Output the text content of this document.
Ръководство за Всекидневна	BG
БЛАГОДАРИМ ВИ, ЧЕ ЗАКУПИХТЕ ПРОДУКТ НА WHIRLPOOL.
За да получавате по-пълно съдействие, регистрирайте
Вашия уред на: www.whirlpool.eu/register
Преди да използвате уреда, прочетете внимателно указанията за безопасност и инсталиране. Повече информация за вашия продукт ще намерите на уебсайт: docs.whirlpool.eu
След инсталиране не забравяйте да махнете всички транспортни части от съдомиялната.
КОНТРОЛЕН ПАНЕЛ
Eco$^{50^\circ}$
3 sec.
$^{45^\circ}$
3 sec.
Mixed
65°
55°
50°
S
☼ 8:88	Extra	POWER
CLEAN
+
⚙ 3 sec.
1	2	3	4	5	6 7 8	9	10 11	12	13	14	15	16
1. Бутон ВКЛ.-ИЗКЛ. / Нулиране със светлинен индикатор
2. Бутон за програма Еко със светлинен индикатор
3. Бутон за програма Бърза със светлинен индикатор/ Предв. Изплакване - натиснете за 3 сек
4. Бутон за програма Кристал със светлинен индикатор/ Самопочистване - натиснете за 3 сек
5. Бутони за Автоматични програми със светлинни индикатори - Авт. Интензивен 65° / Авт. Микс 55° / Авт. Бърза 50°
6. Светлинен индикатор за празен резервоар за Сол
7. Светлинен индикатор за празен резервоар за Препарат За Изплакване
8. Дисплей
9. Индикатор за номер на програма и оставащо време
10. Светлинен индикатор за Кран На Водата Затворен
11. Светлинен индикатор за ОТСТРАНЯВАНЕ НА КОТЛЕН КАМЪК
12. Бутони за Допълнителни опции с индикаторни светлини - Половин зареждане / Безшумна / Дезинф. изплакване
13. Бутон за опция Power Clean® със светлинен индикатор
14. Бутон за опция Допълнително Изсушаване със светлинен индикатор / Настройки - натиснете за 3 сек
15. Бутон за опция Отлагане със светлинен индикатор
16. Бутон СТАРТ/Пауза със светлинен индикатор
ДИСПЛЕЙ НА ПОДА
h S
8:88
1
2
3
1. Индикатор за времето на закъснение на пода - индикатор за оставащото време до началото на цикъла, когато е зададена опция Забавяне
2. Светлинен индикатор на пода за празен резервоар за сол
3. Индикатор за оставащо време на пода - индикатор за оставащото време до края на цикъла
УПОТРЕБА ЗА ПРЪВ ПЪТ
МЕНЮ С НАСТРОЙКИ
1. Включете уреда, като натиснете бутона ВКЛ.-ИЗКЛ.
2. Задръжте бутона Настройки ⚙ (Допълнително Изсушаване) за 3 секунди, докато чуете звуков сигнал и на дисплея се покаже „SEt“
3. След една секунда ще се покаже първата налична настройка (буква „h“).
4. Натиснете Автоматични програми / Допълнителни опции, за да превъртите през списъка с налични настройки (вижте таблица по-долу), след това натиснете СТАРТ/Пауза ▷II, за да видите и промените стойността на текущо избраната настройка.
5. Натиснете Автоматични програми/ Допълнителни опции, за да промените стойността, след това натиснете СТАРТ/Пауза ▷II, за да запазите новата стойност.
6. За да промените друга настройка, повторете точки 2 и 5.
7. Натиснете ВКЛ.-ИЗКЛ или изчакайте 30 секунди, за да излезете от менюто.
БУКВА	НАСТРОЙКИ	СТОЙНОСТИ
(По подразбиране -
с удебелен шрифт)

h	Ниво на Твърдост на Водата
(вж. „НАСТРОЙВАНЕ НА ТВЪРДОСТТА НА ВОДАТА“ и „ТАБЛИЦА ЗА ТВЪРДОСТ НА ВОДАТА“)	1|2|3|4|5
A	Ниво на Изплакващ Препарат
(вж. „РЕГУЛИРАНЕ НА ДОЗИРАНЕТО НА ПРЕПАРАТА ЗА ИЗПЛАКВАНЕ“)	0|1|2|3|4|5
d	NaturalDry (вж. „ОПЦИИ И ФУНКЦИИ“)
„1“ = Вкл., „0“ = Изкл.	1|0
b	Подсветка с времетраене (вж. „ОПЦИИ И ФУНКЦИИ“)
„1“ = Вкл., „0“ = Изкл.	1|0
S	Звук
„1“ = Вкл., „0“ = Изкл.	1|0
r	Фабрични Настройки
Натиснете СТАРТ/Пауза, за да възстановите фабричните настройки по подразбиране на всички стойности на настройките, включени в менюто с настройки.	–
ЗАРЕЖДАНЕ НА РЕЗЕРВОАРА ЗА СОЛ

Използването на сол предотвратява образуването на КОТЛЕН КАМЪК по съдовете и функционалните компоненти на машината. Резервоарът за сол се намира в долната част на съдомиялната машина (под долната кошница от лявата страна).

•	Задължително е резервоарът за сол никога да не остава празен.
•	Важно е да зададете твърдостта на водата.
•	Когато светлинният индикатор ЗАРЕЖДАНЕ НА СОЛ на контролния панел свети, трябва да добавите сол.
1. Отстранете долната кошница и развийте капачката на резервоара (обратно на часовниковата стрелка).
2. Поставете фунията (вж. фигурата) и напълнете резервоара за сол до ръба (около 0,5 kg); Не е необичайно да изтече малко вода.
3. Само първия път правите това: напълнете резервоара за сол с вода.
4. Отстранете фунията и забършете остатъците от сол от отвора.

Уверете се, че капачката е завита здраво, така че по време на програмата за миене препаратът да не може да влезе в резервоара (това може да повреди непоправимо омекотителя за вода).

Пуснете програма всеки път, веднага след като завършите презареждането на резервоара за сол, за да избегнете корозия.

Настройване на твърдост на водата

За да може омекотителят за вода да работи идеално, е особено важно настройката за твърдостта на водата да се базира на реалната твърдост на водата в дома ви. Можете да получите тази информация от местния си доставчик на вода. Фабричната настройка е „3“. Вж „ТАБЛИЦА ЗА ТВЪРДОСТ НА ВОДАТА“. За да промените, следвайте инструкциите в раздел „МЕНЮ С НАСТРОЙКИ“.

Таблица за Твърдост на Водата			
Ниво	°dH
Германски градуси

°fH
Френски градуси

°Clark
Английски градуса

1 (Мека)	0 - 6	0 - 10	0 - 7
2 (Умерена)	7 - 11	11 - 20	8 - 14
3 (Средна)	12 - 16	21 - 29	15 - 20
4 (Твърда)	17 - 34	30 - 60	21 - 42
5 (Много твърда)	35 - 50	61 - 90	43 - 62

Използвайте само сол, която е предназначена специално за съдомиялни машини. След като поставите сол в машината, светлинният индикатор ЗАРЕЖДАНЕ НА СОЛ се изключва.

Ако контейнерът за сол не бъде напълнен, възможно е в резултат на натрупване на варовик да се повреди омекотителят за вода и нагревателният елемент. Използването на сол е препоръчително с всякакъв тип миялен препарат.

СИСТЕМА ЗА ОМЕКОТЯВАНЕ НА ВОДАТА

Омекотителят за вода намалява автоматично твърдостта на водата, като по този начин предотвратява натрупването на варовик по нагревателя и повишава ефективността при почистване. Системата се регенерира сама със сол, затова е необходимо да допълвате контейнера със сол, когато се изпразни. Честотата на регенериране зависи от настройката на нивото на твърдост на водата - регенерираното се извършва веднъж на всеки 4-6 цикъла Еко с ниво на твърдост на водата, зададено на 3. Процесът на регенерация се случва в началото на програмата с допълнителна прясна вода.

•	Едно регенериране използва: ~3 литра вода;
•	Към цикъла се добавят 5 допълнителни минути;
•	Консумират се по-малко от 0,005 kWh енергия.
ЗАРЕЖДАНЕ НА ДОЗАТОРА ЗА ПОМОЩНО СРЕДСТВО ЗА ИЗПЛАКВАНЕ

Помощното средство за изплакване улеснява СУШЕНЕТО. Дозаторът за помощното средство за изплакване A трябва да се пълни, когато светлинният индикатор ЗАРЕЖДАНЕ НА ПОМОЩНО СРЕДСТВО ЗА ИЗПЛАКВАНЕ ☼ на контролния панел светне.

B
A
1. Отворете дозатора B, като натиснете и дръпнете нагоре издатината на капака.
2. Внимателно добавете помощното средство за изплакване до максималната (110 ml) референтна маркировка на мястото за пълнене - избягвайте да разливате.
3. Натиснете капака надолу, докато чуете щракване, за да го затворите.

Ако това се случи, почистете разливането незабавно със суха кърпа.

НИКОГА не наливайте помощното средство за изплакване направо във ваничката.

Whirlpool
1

══════════════════════════════

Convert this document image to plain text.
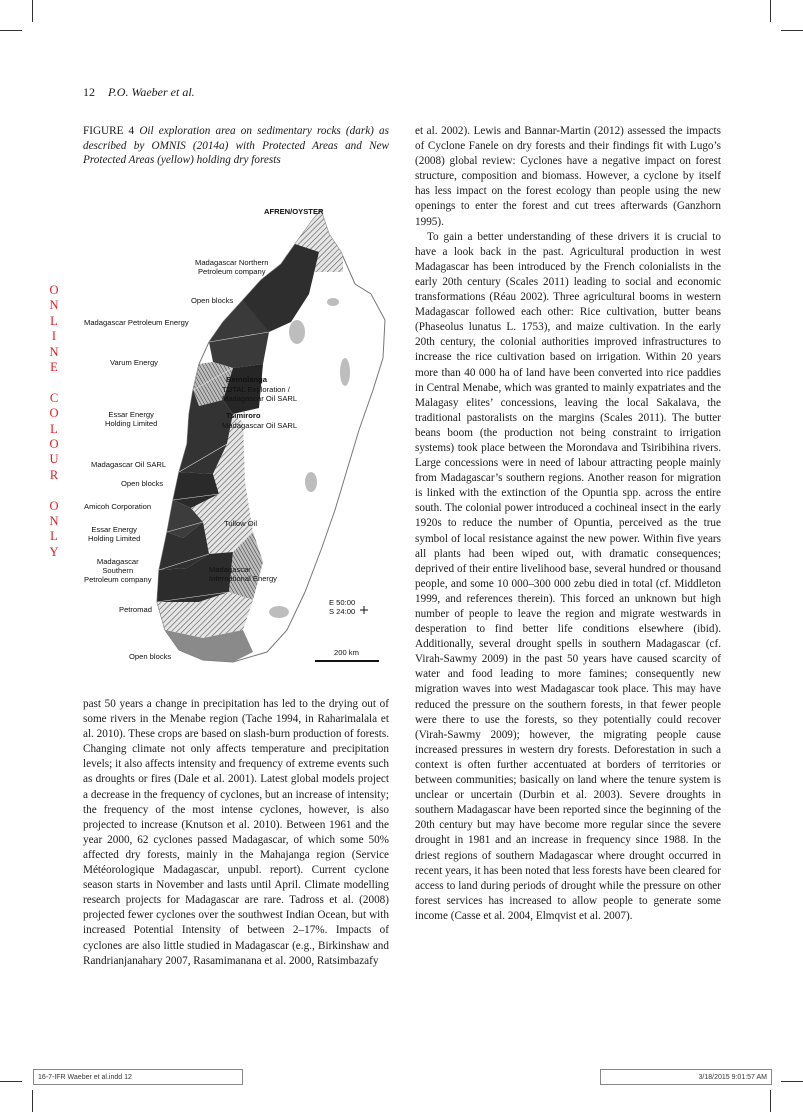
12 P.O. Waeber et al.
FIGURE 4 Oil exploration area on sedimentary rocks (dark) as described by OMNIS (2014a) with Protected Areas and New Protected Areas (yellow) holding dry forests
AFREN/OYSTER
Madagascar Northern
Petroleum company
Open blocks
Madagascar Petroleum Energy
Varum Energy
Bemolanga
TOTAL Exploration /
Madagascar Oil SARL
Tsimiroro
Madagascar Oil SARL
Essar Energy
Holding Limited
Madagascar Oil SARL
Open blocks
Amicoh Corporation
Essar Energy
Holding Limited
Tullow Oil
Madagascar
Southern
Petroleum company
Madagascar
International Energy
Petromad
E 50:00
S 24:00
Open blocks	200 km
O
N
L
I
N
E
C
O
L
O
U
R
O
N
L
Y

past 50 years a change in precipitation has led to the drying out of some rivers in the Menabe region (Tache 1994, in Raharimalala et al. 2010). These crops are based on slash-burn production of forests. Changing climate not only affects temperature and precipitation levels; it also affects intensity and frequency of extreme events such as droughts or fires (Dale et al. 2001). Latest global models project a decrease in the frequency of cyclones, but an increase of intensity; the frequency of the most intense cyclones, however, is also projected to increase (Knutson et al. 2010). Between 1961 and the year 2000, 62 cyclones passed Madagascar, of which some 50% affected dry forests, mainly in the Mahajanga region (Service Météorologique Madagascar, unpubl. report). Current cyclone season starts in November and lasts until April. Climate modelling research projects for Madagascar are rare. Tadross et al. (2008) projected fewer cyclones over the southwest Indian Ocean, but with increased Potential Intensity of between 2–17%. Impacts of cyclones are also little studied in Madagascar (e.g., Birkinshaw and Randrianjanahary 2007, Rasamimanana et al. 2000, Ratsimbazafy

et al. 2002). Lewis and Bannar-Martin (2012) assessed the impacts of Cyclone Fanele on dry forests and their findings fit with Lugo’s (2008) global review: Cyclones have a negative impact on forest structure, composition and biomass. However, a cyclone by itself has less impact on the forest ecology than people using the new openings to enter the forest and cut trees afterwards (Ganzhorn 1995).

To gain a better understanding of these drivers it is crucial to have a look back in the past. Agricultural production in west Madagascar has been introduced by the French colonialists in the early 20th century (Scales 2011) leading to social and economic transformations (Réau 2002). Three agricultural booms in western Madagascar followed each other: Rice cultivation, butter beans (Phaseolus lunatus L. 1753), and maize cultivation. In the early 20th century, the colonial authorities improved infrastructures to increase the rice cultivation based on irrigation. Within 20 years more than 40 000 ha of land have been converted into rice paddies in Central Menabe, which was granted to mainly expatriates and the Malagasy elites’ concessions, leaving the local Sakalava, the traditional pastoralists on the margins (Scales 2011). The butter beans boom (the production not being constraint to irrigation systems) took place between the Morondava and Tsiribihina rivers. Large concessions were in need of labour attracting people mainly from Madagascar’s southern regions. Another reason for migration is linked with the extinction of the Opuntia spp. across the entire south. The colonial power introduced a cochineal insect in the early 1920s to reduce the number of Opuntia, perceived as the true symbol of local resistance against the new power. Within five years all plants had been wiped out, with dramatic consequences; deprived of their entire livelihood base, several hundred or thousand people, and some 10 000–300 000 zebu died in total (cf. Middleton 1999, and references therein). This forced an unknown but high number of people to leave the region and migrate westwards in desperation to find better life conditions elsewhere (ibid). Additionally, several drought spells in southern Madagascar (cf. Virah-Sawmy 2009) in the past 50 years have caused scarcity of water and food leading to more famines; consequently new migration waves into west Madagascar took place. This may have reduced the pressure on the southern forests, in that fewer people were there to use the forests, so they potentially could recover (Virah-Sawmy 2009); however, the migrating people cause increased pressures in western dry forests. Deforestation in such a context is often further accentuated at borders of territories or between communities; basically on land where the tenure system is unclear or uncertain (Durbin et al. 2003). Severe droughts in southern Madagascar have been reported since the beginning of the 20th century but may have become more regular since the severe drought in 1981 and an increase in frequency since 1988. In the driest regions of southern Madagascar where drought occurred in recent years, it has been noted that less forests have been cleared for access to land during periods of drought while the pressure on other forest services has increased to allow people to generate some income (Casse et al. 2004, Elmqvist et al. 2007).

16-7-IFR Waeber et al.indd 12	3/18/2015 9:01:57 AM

══════════════════════════════

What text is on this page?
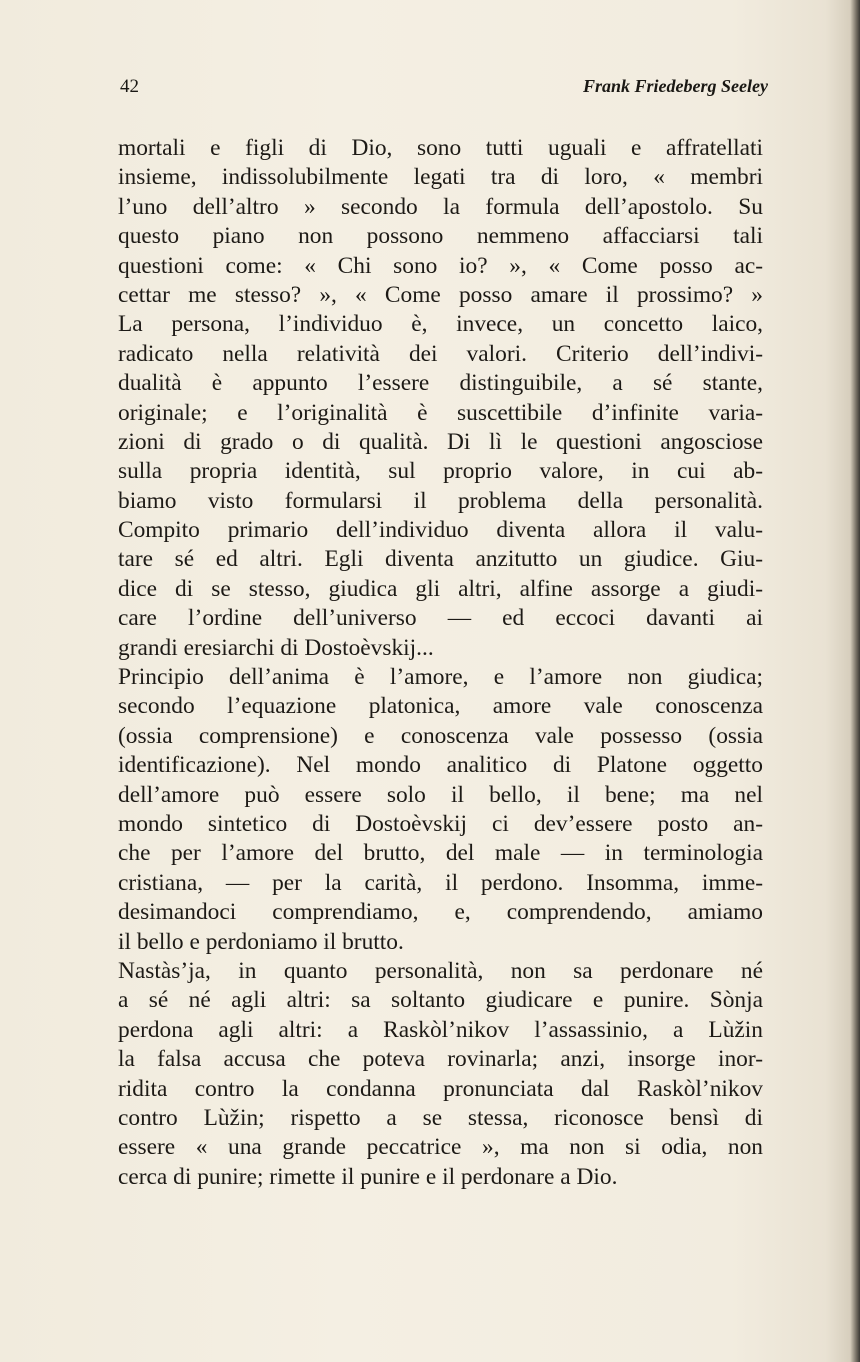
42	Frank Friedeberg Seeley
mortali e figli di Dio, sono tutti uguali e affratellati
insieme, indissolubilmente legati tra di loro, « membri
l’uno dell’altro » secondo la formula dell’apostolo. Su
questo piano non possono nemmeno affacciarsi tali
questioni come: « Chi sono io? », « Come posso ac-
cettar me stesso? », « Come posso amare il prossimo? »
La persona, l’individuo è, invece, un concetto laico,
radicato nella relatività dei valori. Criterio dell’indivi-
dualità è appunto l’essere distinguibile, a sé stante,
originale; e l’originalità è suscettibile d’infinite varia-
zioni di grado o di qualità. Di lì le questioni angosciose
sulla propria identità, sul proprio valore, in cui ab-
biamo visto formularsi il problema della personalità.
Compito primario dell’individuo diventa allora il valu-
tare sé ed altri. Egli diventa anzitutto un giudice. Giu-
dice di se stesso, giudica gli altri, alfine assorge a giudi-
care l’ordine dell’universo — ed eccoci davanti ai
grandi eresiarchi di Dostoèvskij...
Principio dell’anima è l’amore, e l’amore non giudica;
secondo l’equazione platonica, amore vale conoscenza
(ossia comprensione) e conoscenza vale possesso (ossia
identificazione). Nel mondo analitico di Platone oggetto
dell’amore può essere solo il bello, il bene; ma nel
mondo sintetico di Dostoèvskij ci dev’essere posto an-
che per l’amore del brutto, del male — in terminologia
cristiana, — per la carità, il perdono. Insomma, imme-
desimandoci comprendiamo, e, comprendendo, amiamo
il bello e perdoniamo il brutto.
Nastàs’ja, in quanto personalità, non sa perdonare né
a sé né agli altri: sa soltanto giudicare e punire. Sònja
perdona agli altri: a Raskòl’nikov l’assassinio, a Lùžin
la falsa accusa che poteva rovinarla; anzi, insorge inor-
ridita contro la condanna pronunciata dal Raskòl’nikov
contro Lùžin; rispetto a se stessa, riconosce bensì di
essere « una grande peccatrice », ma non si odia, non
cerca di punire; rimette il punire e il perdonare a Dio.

══════════════════════════════

(DIRECTIONS FOR THIS TASK):
Copy each line above that contains the word "промените".

(OUTPUT FOR THIS EXERCISE):
4. Натиснете Автоматични програми / Допълнителни опции, за да превъртите през списъка с налични настройки (вижте таблица по-долу), след това натиснете СТАРТ/Пауза ▷II, за да видите и промените стойността на текущо избраната настройка.
5. Натиснете Автоматични програми/ Допълнителни опции, за да промените стойността, след това натиснете СТАРТ/Пауза ▷II, за да запазите новата стойност.
6. За да промените друга настройка, повторете точки 2 и 5.
За да може омекотителят за вода да работи идеално, е особено важно настройката за твърдостта на водата да се базира на реалната твърдост на водата в дома ви. Можете да получите тази информация от местния си доставчик на вода. Фабричната настройка е „3“. Вж „ТАБЛИЦА ЗА ТВЪРДОСТ НА ВОДАТА“. За да промените, следвайте инструкциите в раздел „МЕНЮ С НАСТРОЙКИ“.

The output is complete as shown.